» TASK STATEMENT: Report how many lines contain the word "MKOR"; answer with the number only.

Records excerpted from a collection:
— BEGIN —

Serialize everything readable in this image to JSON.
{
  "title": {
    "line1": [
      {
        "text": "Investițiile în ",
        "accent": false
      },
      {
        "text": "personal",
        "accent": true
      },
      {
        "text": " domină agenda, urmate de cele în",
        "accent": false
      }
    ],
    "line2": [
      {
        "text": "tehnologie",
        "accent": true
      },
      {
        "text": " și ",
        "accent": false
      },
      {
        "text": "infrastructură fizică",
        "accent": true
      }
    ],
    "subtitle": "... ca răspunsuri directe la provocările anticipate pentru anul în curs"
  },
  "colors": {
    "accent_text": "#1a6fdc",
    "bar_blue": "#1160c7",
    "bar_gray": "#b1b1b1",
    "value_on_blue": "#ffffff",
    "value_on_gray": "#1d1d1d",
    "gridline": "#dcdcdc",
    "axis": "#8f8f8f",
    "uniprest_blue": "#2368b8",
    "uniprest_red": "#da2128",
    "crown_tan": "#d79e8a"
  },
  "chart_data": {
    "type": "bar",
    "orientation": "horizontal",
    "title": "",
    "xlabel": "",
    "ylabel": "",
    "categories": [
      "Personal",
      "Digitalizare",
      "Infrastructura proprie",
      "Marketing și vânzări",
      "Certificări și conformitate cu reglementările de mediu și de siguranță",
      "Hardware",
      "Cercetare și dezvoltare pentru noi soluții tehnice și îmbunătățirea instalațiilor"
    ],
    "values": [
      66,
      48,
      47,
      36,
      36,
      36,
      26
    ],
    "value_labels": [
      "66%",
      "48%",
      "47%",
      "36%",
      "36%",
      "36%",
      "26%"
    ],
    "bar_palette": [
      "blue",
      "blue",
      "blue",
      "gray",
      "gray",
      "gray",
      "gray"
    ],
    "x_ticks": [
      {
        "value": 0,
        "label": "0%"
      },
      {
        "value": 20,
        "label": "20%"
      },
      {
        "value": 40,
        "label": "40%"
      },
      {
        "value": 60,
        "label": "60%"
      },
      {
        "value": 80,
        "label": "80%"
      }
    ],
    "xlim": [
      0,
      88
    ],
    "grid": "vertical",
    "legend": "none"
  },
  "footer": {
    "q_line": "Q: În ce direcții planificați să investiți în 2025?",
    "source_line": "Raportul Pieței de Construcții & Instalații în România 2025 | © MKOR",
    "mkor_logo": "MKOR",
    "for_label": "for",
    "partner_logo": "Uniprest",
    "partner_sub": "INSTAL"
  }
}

— END —

» OUTPUT OF THE TASK: 2